**What is asked**
All of the data needs to be repeated exactly.

**The records**
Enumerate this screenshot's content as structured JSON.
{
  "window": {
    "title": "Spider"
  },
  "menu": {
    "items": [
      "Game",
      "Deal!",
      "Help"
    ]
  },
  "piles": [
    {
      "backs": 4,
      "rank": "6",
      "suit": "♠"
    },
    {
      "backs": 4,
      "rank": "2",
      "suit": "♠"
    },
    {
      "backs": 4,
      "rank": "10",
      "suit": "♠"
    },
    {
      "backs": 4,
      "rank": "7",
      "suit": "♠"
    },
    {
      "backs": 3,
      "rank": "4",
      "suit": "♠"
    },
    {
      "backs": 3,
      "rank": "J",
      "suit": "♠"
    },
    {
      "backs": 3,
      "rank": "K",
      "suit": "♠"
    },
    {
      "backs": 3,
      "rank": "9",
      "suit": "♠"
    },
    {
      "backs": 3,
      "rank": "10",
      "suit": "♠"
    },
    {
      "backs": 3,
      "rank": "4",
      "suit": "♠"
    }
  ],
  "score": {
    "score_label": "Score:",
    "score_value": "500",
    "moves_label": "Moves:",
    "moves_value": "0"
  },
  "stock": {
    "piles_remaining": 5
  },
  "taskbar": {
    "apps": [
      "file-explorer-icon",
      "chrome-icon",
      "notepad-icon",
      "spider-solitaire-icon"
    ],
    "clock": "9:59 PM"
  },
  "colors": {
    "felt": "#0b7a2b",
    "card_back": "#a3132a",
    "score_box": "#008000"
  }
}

**Solution to the exercise**
Enumerate this screenshot's content as structured JSON.
{
  "window": {
    "title": "Spider"
  },
  "menu": {
    "items": [
      "Game",
      "Deal!",
      "Help"
    ]
  },
  "piles": [
    {
      "backs": 4,
      "rank": "6",
      "suit": "♠"
    },
    {
      "backs": 4,
      "rank": "2",
      "suit": "♠"
    },
    {
      "backs": 4,
      "rank": "10",
      "suit": "♠"
    },
    {
      "backs": 4,
      "rank": "7",
      "suit": "♠"
    },
    {
      "backs": 3,
      "rank": "4",
      "suit": "♠"
    },
    {
      "backs": 3,
      "rank": "J",
      "suit": "♠"
    },
    {
      "backs": 3,
      "rank": "K",
      "suit": "♠"
    },
    {
      "backs": 3,
      "rank": "9",
      "suit": "♠"
    },
    {
      "backs": 3,
      "rank": "10",
      "suit": "♠"
    },
    {
      "backs": 3,
      "rank": "4",
      "suit": "♠"
    }
  ],
  "score": {
    "score_label": "Score:",
    "score_value": "500",
    "moves_label": "Moves:",
    "moves_value": "0"
  },
  "stock": {
    "piles_remaining": 5
  },
  "taskbar": {
    "apps": [
      "file-explorer-icon",
      "chrome-icon",
      "notepad-icon",
      "spider-solitaire-icon"
    ],
    "clock": "9:59 PM"
  },
  "colors": {
    "felt": "#0b7a2b",
    "card_back": "#a3132a",
    "score_box": "#008000"
  }
}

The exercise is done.